(Stored data)
※ ※ ※
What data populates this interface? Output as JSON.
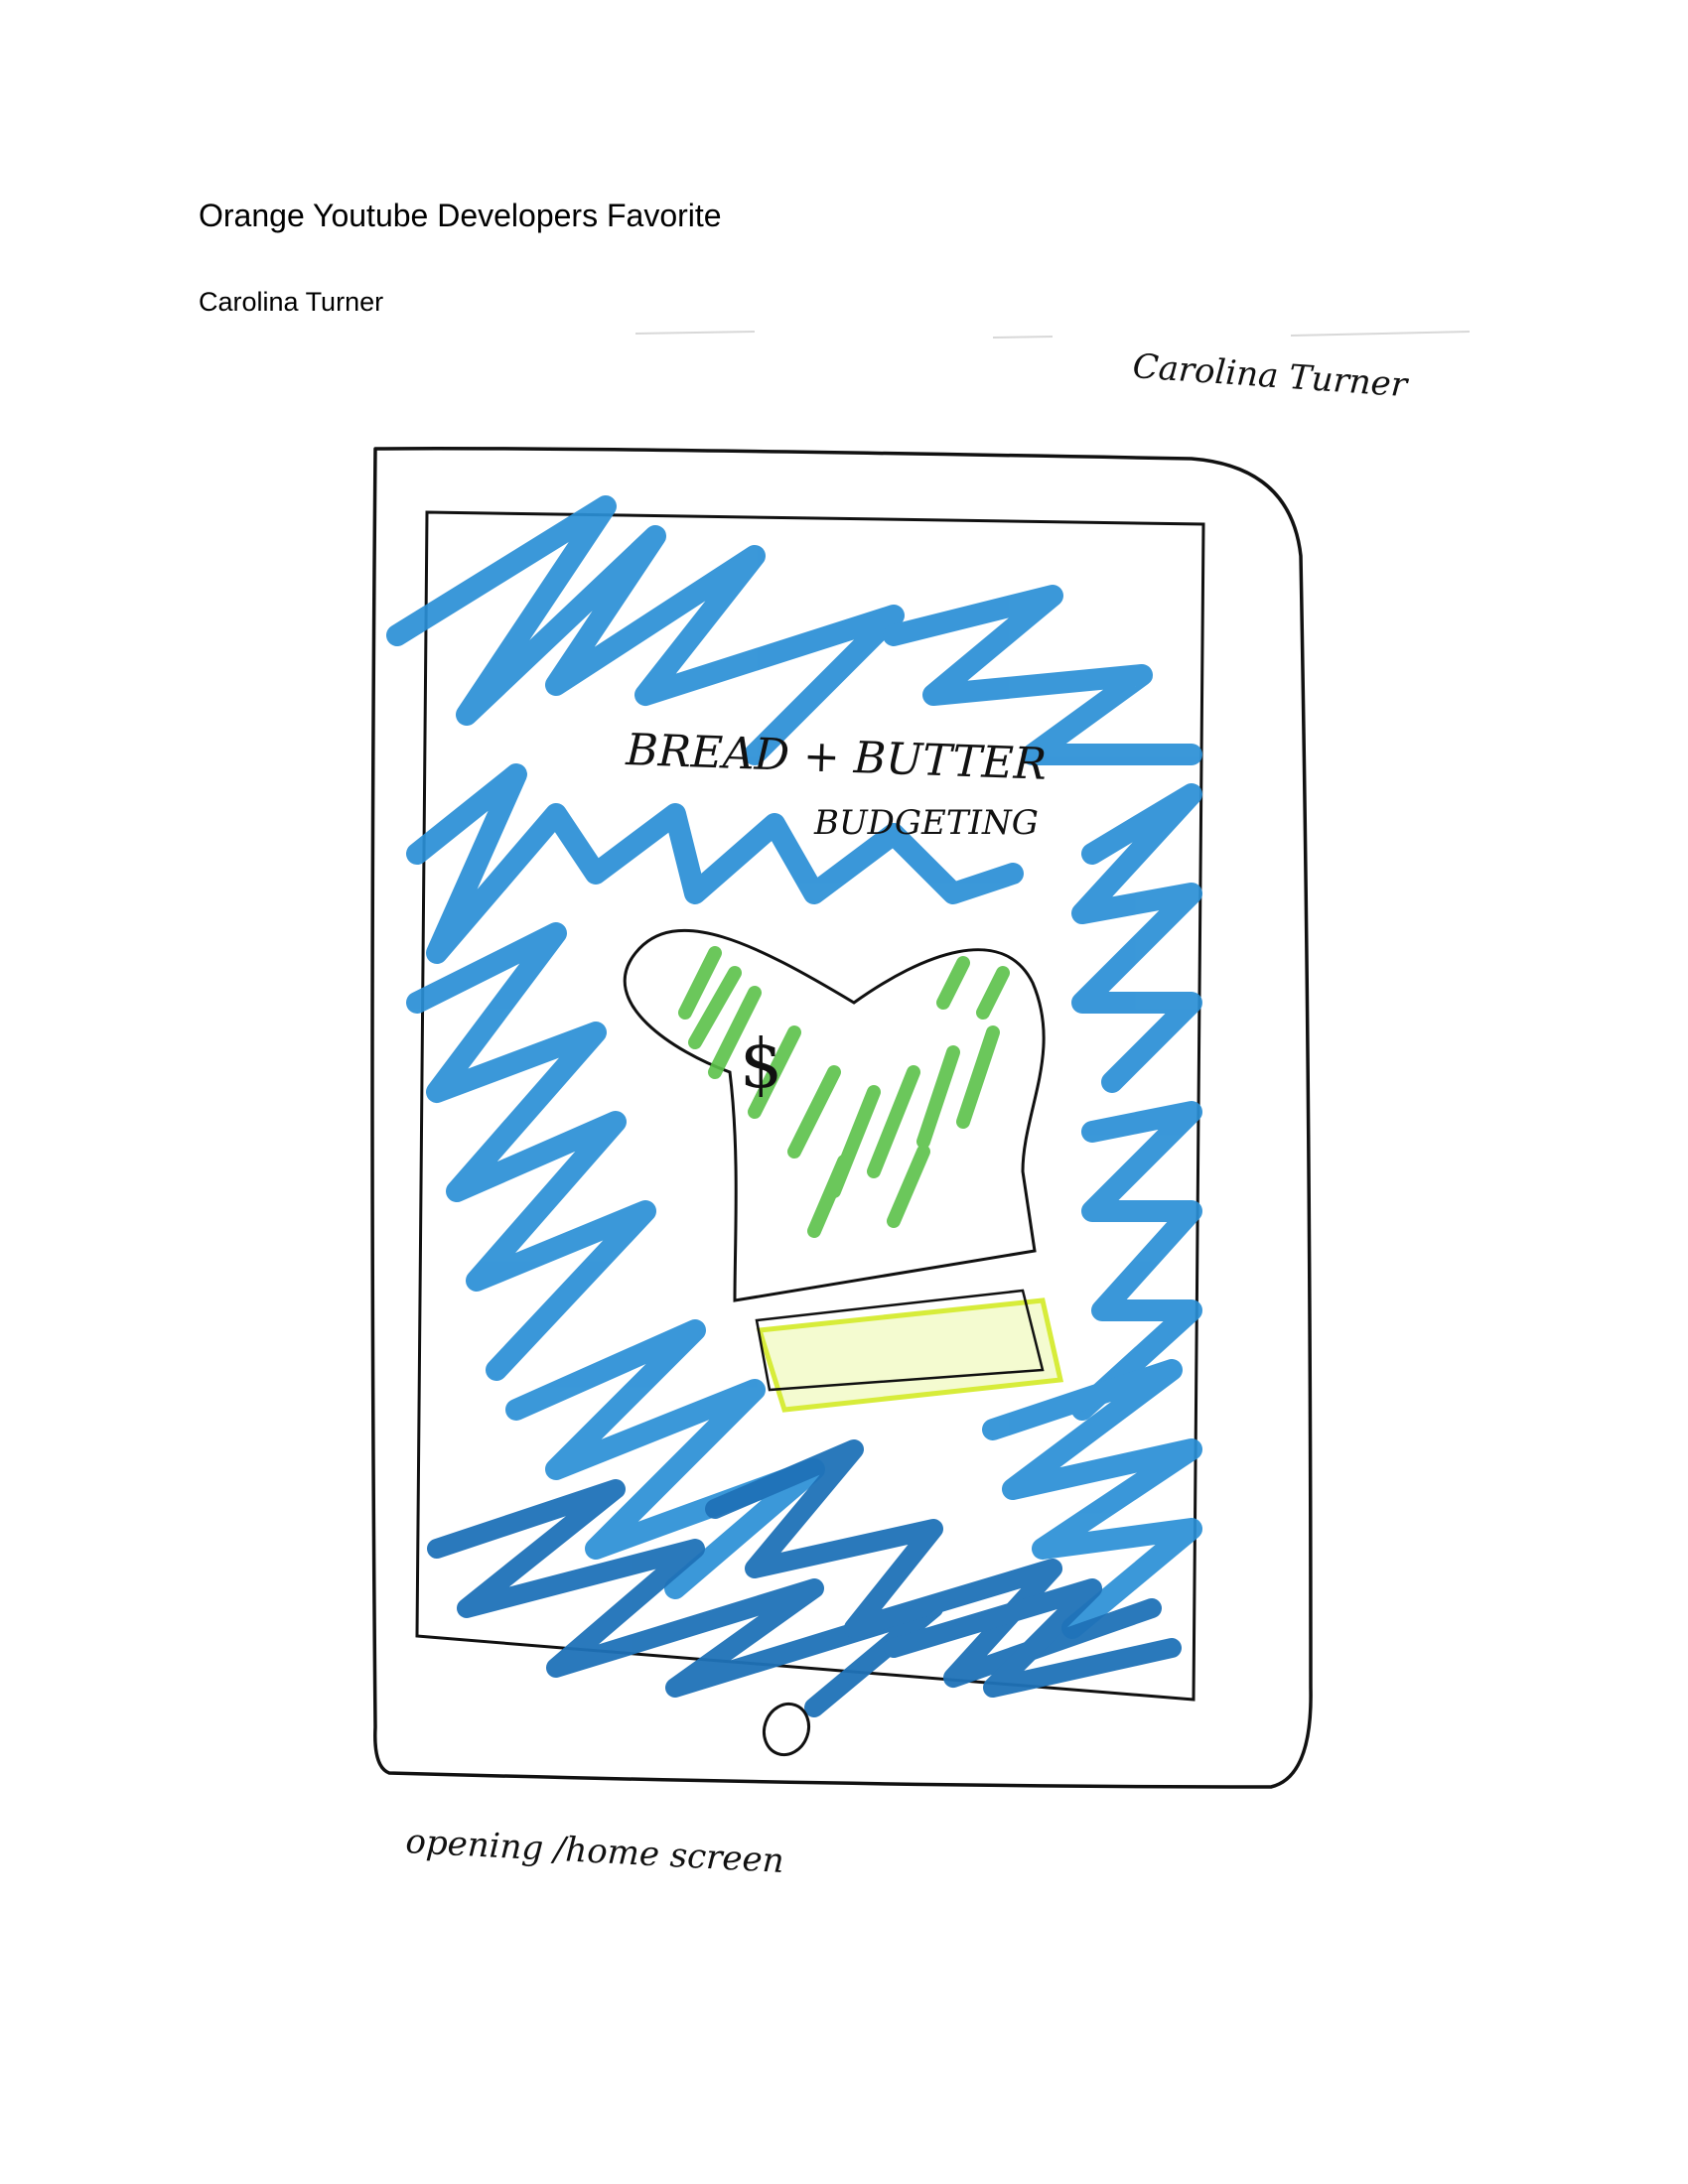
{
  "document": {
    "title": "Orange Youtube Developers Favorite",
    "author": "Carolina Turner"
  },
  "sketch": {
    "signature": "Carolina Turner",
    "app_title_line1": "BREAD + BUTTER",
    "app_title_line2": "BUDGETING",
    "logo_symbol": "$",
    "caption": "opening /home screen",
    "colors": {
      "scribble": "#2a8fd6",
      "scribble_dark": "#1f72b8",
      "logo_fill": "#5cc24a",
      "logo_accent": "#d7ec3a",
      "ink": "#111111"
    }
  }
}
※ ※ ※
→ **SHORT TASK**:
In your copy of the listing above, reproduce each line exactly and omit all pictures.

→ **TASK RESULT**:
What data populates this interface? Output as JSON.
{
  "document": {
    "title": "Orange Youtube Developers Favorite",
    "author": "Carolina Turner"
  },
  "sketch": {
    "signature": "Carolina Turner",
    "app_title_line1": "BREAD + BUTTER",
    "app_title_line2": "BUDGETING",
    "logo_symbol": "$",
    "caption": "opening /home screen",
    "colors": {
      "scribble": "#2a8fd6",
      "scribble_dark": "#1f72b8",
      "logo_fill": "#5cc24a",
      "logo_accent": "#d7ec3a",
      "ink": "#111111"
    }
  }
}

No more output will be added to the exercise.